Copy every line of the records below where the word "LANE" occurs.

Entries taken from a collection

******

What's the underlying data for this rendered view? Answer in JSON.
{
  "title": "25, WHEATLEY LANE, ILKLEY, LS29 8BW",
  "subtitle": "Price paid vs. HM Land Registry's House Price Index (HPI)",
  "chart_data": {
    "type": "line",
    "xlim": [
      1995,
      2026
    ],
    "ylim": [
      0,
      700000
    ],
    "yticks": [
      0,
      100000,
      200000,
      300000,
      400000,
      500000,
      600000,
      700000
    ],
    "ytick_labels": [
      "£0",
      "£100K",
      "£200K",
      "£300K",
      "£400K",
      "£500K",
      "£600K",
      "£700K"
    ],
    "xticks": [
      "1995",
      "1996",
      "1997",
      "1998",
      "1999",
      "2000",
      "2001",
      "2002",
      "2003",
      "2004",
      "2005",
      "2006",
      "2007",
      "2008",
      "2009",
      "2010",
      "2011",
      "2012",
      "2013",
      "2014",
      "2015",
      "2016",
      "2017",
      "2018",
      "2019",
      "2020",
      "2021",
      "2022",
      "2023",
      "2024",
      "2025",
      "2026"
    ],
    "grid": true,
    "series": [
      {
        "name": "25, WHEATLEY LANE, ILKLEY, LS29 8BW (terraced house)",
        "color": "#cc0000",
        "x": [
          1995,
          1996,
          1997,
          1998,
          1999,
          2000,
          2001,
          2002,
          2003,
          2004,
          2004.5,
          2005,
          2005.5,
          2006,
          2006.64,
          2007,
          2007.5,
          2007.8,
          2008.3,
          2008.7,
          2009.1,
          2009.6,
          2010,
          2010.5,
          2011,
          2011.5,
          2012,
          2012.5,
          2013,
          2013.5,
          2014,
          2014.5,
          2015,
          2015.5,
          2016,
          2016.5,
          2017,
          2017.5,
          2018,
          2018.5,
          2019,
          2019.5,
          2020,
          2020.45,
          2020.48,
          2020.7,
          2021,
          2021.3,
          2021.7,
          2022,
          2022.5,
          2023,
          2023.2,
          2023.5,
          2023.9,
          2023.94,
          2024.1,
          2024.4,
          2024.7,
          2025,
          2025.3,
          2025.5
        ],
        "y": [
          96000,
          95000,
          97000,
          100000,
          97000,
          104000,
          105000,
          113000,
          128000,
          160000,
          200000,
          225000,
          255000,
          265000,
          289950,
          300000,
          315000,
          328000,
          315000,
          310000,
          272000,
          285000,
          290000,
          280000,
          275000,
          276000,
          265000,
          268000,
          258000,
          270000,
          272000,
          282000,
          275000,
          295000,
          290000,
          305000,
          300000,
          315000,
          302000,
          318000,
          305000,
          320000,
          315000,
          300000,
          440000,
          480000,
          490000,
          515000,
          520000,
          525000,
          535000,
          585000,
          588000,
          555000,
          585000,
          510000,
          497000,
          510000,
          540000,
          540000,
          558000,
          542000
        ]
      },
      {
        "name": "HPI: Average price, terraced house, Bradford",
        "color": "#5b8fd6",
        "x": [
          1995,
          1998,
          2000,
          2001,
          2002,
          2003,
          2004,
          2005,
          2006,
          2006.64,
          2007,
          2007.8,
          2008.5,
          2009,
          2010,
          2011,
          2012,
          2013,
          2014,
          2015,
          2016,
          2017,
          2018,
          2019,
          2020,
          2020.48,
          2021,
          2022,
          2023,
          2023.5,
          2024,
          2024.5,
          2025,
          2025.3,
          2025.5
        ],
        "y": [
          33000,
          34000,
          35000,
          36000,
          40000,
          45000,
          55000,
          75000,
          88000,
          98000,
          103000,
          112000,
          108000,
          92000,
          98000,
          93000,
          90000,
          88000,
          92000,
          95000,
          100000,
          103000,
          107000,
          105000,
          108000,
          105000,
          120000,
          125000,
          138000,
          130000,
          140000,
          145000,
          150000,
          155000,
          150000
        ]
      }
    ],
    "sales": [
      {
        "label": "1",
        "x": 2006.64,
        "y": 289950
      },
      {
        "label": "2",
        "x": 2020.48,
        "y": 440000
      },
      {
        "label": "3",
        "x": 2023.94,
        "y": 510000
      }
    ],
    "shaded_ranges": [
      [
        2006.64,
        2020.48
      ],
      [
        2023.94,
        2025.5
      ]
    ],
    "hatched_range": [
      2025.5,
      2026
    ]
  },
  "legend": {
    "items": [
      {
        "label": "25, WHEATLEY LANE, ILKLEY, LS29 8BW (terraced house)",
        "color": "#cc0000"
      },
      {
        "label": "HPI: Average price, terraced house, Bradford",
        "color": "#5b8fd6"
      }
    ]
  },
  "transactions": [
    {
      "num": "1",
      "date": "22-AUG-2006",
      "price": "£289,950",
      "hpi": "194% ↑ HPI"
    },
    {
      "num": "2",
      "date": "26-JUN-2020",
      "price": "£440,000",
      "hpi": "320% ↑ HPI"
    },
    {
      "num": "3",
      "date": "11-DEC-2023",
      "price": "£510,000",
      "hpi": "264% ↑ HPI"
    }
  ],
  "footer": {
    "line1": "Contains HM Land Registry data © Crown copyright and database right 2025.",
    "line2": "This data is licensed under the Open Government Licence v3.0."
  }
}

******

**Response below**
  "title": "25, WHEATLEY LANE, ILKLEY, LS29 8BW",
        "name": "25, WHEATLEY LANE, ILKLEY, LS29 8BW (terraced house)",
        "label": "25, WHEATLEY LANE, ILKLEY, LS29 8BW (terraced house)",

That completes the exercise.